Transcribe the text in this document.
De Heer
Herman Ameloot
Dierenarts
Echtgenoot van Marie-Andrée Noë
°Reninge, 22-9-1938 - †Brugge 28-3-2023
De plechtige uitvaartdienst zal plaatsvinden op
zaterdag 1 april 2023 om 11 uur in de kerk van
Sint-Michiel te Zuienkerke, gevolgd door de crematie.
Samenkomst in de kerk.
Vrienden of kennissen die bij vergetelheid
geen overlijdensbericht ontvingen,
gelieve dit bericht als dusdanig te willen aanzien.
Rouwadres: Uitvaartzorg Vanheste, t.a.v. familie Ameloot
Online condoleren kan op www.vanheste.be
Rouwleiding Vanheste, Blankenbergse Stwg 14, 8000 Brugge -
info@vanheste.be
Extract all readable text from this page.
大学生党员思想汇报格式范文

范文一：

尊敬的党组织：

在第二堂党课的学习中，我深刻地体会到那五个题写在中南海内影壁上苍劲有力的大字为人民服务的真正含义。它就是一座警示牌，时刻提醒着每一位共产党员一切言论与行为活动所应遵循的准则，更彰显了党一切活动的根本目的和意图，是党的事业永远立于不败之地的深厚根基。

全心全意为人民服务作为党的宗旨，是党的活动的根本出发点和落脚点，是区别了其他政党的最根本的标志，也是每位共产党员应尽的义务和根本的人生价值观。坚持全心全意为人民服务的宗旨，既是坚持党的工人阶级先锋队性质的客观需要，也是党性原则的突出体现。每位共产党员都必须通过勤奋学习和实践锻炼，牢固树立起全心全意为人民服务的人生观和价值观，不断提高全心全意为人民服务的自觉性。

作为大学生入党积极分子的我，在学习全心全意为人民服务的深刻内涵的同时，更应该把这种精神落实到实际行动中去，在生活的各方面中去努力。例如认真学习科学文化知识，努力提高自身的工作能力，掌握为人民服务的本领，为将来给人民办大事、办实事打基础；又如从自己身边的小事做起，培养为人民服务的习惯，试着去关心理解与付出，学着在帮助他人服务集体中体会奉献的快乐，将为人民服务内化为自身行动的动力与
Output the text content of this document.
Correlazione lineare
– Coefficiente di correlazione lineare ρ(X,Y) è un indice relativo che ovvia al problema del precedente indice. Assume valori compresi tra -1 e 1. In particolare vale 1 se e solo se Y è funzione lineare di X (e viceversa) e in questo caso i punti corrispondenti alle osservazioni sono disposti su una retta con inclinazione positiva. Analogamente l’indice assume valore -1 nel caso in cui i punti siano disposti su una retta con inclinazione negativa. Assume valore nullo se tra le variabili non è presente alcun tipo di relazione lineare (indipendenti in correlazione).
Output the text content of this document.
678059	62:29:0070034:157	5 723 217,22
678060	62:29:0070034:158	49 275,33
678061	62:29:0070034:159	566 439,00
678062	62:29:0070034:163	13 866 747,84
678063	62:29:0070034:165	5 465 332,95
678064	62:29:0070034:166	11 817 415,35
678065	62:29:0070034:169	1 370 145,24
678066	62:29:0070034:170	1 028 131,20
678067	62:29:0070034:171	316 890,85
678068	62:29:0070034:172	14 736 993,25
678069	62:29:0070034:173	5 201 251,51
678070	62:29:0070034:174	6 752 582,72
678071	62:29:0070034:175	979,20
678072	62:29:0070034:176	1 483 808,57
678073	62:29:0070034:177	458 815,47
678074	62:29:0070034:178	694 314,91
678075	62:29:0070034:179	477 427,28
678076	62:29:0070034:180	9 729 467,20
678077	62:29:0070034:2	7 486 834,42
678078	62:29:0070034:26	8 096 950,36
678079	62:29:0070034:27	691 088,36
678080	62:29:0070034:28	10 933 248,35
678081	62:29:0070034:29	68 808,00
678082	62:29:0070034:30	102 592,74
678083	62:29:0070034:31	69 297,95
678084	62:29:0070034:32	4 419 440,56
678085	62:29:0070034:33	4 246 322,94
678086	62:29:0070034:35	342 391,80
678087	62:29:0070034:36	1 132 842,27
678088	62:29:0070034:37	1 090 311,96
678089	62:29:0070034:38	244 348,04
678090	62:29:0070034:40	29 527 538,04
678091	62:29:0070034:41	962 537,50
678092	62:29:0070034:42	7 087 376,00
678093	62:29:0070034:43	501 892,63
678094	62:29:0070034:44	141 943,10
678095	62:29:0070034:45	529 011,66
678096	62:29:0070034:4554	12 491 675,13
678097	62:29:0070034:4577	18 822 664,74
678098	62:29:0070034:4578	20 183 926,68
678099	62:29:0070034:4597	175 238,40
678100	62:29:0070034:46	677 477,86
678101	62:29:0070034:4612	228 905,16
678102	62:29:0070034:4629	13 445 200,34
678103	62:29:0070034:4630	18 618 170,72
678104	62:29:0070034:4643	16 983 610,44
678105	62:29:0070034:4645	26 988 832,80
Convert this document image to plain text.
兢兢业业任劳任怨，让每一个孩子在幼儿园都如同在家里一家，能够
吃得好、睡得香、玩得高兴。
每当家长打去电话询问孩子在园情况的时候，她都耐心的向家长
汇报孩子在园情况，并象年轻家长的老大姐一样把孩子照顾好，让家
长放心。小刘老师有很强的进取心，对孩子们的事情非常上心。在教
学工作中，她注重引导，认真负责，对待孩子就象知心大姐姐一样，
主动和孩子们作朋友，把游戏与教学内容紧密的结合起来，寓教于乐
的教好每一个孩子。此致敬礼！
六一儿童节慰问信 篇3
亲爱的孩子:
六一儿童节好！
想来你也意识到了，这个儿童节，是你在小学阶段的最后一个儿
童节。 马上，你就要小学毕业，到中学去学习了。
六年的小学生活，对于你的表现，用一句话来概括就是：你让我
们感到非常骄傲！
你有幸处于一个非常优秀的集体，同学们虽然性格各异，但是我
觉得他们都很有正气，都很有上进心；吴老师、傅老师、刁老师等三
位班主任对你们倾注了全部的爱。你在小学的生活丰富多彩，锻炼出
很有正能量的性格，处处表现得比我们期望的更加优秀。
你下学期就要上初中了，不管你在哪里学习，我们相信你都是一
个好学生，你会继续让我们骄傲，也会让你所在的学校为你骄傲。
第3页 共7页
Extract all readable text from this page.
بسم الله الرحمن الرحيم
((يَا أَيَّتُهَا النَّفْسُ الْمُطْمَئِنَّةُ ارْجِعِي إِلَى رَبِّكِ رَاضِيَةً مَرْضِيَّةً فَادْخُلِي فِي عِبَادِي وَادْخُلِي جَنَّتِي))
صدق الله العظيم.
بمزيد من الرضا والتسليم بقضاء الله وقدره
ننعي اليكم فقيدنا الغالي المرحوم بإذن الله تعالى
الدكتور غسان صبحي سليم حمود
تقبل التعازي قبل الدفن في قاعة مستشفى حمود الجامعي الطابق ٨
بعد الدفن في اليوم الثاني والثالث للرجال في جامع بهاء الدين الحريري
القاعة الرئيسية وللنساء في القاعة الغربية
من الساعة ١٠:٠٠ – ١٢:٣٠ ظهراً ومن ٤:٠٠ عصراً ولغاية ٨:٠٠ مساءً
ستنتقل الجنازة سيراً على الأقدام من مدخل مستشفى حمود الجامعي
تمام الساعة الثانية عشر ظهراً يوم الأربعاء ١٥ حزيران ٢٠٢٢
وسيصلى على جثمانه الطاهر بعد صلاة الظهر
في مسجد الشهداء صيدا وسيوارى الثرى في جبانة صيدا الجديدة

++++

● DO THIS
Scan the material line by line and report each one that contains "ظهرا".

● WRITTEN SOLUTION
من الساعة ١٠:٠٠ – ١٢:٣٠ ظهراً ومن ٤:٠٠ عصراً ولغاية ٨:٠٠ مساءً
تمام الساعة الثانية عشر ظهراً يوم الأربعاء ١٥ حزيران ٢٠٢٢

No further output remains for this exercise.